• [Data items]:
━━━━━━━━━━━━━━━━━━━━

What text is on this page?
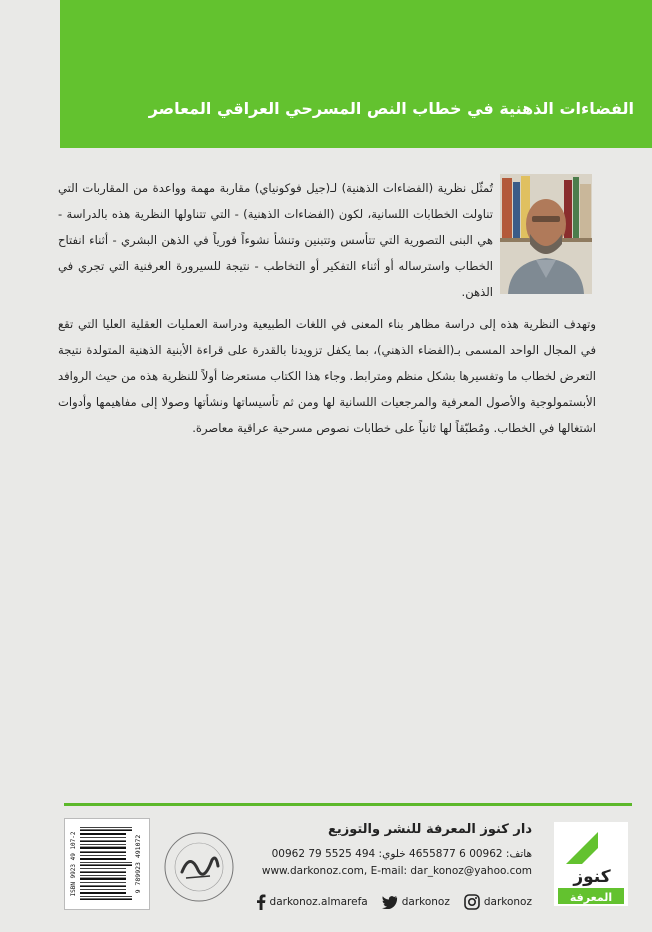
الفضاءات الذهنية في خطاب النص المسرحي العراقي المعاصر

تُمثّل نظرية (الفضاءات الذهنية) لـ(جيل فوكونياي) مقاربة مهمة وواعدة من المقاربات التي تناولت الخطابات اللسانية، لكون (الفضاءات الذهنية) - التي تتناولها النظرية هذه بالدراسة - هي البنى التصورية التي تتأسس وتتبنين وتنشأ نشوءاً فورياً في الذهن البشري - أثناء انفتاح الخطاب واسترساله أو أثناء التفكير أو التخاطب - نتيجة للسيرورة العرفنية التي تجري في الذهن.

وتهدف النظرية هذه إلى دراسة مظاهر بناء المعنى في اللغات الطبيعية ودراسة العمليات العقلية العليا التي تقع في المجال الواحد المسمى بـ(الفضاء الذهني)، بما يكفل تزويدنا بالقدرة على قراءة الأبنية الذهنية المتولدة نتيجة التعرض لخطاب ما وتفسيرها بشكل منظم ومترابط. وجاء هذا الكتاب مستعرضا أولاً للنظرية هذه من حيث الروافد الأبستمولوجية والأصول المعرفية والمرجعيات اللسانية لها ومن ثم تأسيساتها ونشأتها وصولا إلى مفاهيمها وأدوات اشتغالها في الخطاب. ومُطبّقاً لها ثانياً على خطابات نصوص مسرحية عراقية معاصرة.

كنوز
المعرفة
دار كنوز المعرفة للنشر والتوزيع
هاتف: 00962 6 4655877 خلوي: 494 5525 79 00962
www.darkonoz.com, E-mail: dar_konoz@yahoo.com
darkonoz
darkonoz
darkonoz.almarefa
ISBN 9923 49 107-2	9 789923 491072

━━━━━━━━━━━━━━━━━━━━

• [Exercise]: Copy out the whole listing exactly, and don't carry over any pictures.

• [Worked answer]:
What text is on this page?
الفضاءات الذهنية في خطاب النص المسرحي العراقي المعاصر

تُمثّل نظرية (الفضاءات الذهنية) لـ(جيل فوكونياي) مقاربة مهمة وواعدة من المقاربات التي تناولت الخطابات اللسانية، لكون (الفضاءات الذهنية) - التي تتناولها النظرية هذه بالدراسة - هي البنى التصورية التي تتأسس وتتبنين وتنشأ نشوءاً فورياً في الذهن البشري - أثناء انفتاح الخطاب واسترساله أو أثناء التفكير أو التخاطب - نتيجة للسيرورة العرفنية التي تجري في الذهن.

وتهدف النظرية هذه إلى دراسة مظاهر بناء المعنى في اللغات الطبيعية ودراسة العمليات العقلية العليا التي تقع في المجال الواحد المسمى بـ(الفضاء الذهني)، بما يكفل تزويدنا بالقدرة على قراءة الأبنية الذهنية المتولدة نتيجة التعرض لخطاب ما وتفسيرها بشكل منظم ومترابط. وجاء هذا الكتاب مستعرضا أولاً للنظرية هذه من حيث الروافد الأبستمولوجية والأصول المعرفية والمرجعيات اللسانية لها ومن ثم تأسيساتها ونشأتها وصولا إلى مفاهيمها وأدوات اشتغالها في الخطاب. ومُطبّقاً لها ثانياً على خطابات نصوص مسرحية عراقية معاصرة.

كنوز
المعرفة
دار كنوز المعرفة للنشر والتوزيع
هاتف: 00962 6 4655877 خلوي: 494 5525 79 00962
www.darkonoz.com, E-mail: dar_konoz@yahoo.com
darkonoz
darkonoz
darkonoz.almarefa
ISBN 9923 49 107-2	9 789923 491072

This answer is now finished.